(Extracted records)

◆ ◆ ◆

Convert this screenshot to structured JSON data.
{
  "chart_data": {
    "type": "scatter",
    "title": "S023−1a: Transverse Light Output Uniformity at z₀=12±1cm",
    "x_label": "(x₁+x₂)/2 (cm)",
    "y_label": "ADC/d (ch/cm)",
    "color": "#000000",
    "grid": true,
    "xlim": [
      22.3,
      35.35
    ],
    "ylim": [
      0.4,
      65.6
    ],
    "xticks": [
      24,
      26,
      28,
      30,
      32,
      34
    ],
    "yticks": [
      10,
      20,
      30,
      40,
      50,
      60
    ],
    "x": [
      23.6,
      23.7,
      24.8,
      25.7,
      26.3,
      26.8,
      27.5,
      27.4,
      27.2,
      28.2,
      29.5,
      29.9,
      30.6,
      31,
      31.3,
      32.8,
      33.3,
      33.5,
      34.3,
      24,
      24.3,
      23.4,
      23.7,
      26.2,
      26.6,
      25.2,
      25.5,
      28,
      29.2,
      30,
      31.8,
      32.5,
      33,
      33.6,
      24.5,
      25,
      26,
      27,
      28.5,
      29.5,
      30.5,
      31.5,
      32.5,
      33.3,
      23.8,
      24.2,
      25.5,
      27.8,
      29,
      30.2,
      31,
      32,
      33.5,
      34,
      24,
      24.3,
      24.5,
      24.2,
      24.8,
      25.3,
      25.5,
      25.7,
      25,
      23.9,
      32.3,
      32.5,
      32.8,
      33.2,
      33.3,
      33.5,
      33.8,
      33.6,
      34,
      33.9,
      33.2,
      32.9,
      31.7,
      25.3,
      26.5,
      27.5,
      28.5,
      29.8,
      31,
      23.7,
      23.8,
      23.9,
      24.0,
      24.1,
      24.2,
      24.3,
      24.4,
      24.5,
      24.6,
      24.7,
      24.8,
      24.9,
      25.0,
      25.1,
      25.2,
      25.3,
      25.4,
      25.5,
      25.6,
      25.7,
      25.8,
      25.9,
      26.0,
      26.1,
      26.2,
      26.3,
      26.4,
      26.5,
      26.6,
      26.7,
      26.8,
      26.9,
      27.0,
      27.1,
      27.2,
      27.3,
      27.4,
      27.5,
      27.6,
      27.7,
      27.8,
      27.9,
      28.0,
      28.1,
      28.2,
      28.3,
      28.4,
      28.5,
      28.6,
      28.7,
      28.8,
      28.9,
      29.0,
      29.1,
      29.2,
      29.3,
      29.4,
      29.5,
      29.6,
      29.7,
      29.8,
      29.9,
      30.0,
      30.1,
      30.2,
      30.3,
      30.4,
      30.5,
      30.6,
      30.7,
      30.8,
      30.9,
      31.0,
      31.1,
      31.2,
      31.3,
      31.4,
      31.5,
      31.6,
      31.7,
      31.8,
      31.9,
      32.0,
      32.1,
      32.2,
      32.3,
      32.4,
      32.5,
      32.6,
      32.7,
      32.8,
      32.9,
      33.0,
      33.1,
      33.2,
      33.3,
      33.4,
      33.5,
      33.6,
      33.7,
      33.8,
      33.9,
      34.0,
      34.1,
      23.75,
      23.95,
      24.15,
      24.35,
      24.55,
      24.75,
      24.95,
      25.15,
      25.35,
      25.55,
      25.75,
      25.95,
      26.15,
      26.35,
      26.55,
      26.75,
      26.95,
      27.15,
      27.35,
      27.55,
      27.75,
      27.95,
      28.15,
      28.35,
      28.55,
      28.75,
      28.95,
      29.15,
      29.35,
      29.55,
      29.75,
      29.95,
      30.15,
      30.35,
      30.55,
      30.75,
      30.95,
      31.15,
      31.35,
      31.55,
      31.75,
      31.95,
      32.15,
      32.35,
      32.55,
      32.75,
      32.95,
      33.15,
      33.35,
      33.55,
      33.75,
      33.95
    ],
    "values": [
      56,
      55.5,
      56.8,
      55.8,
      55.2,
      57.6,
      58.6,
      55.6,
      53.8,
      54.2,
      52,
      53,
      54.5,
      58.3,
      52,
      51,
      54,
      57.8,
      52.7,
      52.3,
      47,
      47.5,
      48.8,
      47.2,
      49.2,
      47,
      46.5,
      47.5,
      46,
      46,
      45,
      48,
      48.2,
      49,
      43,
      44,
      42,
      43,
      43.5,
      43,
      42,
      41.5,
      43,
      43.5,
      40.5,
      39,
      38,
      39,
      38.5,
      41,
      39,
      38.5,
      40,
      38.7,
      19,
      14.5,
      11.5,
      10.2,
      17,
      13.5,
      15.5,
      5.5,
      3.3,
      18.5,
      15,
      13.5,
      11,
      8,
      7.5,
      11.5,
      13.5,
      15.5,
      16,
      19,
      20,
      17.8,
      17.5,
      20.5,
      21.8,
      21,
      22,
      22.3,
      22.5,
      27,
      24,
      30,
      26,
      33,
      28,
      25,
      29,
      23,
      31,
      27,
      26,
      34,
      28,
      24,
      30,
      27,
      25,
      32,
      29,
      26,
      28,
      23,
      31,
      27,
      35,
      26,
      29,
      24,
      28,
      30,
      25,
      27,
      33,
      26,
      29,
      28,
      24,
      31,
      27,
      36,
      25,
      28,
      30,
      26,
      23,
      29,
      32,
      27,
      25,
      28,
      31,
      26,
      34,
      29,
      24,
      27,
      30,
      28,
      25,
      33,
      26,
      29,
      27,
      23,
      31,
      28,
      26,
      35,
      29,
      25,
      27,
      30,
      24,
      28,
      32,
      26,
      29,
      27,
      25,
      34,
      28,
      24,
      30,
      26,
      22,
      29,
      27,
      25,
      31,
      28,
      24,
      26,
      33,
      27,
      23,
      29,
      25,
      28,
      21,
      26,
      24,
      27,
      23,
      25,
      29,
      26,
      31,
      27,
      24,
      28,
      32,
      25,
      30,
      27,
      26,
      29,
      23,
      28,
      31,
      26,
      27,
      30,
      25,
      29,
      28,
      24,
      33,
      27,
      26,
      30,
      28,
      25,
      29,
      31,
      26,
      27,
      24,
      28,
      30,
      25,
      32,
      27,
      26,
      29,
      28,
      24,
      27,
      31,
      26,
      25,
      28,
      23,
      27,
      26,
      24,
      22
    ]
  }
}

◆ ◆ ◆

**TASK OBJECTIVE**
Take the entries above and transcribe them exactly.

**SOLUTION TO THIS EXERCISE**
Convert this screenshot to structured JSON data.
{
  "chart_data": {
    "type": "scatter",
    "title": "S023−1a: Transverse Light Output Uniformity at z₀=12±1cm",
    "x_label": "(x₁+x₂)/2 (cm)",
    "y_label": "ADC/d (ch/cm)",
    "color": "#000000",
    "grid": true,
    "xlim": [
      22.3,
      35.35
    ],
    "ylim": [
      0.4,
      65.6
    ],
    "xticks": [
      24,
      26,
      28,
      30,
      32,
      34
    ],
    "yticks": [
      10,
      20,
      30,
      40,
      50,
      60
    ],
    "x": [
      23.6,
      23.7,
      24.8,
      25.7,
      26.3,
      26.8,
      27.5,
      27.4,
      27.2,
      28.2,
      29.5,
      29.9,
      30.6,
      31,
      31.3,
      32.8,
      33.3,
      33.5,
      34.3,
      24,
      24.3,
      23.4,
      23.7,
      26.2,
      26.6,
      25.2,
      25.5,
      28,
      29.2,
      30,
      31.8,
      32.5,
      33,
      33.6,
      24.5,
      25,
      26,
      27,
      28.5,
      29.5,
      30.5,
      31.5,
      32.5,
      33.3,
      23.8,
      24.2,
      25.5,
      27.8,
      29,
      30.2,
      31,
      32,
      33.5,
      34,
      24,
      24.3,
      24.5,
      24.2,
      24.8,
      25.3,
      25.5,
      25.7,
      25,
      23.9,
      32.3,
      32.5,
      32.8,
      33.2,
      33.3,
      33.5,
      33.8,
      33.6,
      34,
      33.9,
      33.2,
      32.9,
      31.7,
      25.3,
      26.5,
      27.5,
      28.5,
      29.8,
      31,
      23.7,
      23.8,
      23.9,
      24.0,
      24.1,
      24.2,
      24.3,
      24.4,
      24.5,
      24.6,
      24.7,
      24.8,
      24.9,
      25.0,
      25.1,
      25.2,
      25.3,
      25.4,
      25.5,
      25.6,
      25.7,
      25.8,
      25.9,
      26.0,
      26.1,
      26.2,
      26.3,
      26.4,
      26.5,
      26.6,
      26.7,
      26.8,
      26.9,
      27.0,
      27.1,
      27.2,
      27.3,
      27.4,
      27.5,
      27.6,
      27.7,
      27.8,
      27.9,
      28.0,
      28.1,
      28.2,
      28.3,
      28.4,
      28.5,
      28.6,
      28.7,
      28.8,
      28.9,
      29.0,
      29.1,
      29.2,
      29.3,
      29.4,
      29.5,
      29.6,
      29.7,
      29.8,
      29.9,
      30.0,
      30.1,
      30.2,
      30.3,
      30.4,
      30.5,
      30.6,
      30.7,
      30.8,
      30.9,
      31.0,
      31.1,
      31.2,
      31.3,
      31.4,
      31.5,
      31.6,
      31.7,
      31.8,
      31.9,
      32.0,
      32.1,
      32.2,
      32.3,
      32.4,
      32.5,
      32.6,
      32.7,
      32.8,
      32.9,
      33.0,
      33.1,
      33.2,
      33.3,
      33.4,
      33.5,
      33.6,
      33.7,
      33.8,
      33.9,
      34.0,
      34.1,
      23.75,
      23.95,
      24.15,
      24.35,
      24.55,
      24.75,
      24.95,
      25.15,
      25.35,
      25.55,
      25.75,
      25.95,
      26.15,
      26.35,
      26.55,
      26.75,
      26.95,
      27.15,
      27.35,
      27.55,
      27.75,
      27.95,
      28.15,
      28.35,
      28.55,
      28.75,
      28.95,
      29.15,
      29.35,
      29.55,
      29.75,
      29.95,
      30.15,
      30.35,
      30.55,
      30.75,
      30.95,
      31.15,
      31.35,
      31.55,
      31.75,
      31.95,
      32.15,
      32.35,
      32.55,
      32.75,
      32.95,
      33.15,
      33.35,
      33.55,
      33.75,
      33.95
    ],
    "values": [
      56,
      55.5,
      56.8,
      55.8,
      55.2,
      57.6,
      58.6,
      55.6,
      53.8,
      54.2,
      52,
      53,
      54.5,
      58.3,
      52,
      51,
      54,
      57.8,
      52.7,
      52.3,
      47,
      47.5,
      48.8,
      47.2,
      49.2,
      47,
      46.5,
      47.5,
      46,
      46,
      45,
      48,
      48.2,
      49,
      43,
      44,
      42,
      43,
      43.5,
      43,
      42,
      41.5,
      43,
      43.5,
      40.5,
      39,
      38,
      39,
      38.5,
      41,
      39,
      38.5,
      40,
      38.7,
      19,
      14.5,
      11.5,
      10.2,
      17,
      13.5,
      15.5,
      5.5,
      3.3,
      18.5,
      15,
      13.5,
      11,
      8,
      7.5,
      11.5,
      13.5,
      15.5,
      16,
      19,
      20,
      17.8,
      17.5,
      20.5,
      21.8,
      21,
      22,
      22.3,
      22.5,
      27,
      24,
      30,
      26,
      33,
      28,
      25,
      29,
      23,
      31,
      27,
      26,
      34,
      28,
      24,
      30,
      27,
      25,
      32,
      29,
      26,
      28,
      23,
      31,
      27,
      35,
      26,
      29,
      24,
      28,
      30,
      25,
      27,
      33,
      26,
      29,
      28,
      24,
      31,
      27,
      36,
      25,
      28,
      30,
      26,
      23,
      29,
      32,
      27,
      25,
      28,
      31,
      26,
      34,
      29,
      24,
      27,
      30,
      28,
      25,
      33,
      26,
      29,
      27,
      23,
      31,
      28,
      26,
      35,
      29,
      25,
      27,
      30,
      24,
      28,
      32,
      26,
      29,
      27,
      25,
      34,
      28,
      24,
      30,
      26,
      22,
      29,
      27,
      25,
      31,
      28,
      24,
      26,
      33,
      27,
      23,
      29,
      25,
      28,
      21,
      26,
      24,
      27,
      23,
      25,
      29,
      26,
      31,
      27,
      24,
      28,
      32,
      25,
      30,
      27,
      26,
      29,
      23,
      28,
      31,
      26,
      27,
      30,
      25,
      29,
      28,
      24,
      33,
      27,
      26,
      30,
      28,
      25,
      29,
      31,
      26,
      27,
      24,
      28,
      30,
      25,
      32,
      27,
      26,
      29,
      28,
      24,
      27,
      31,
      26,
      25,
      28,
      23,
      27,
      26,
      24,
      22
    ]
  }
}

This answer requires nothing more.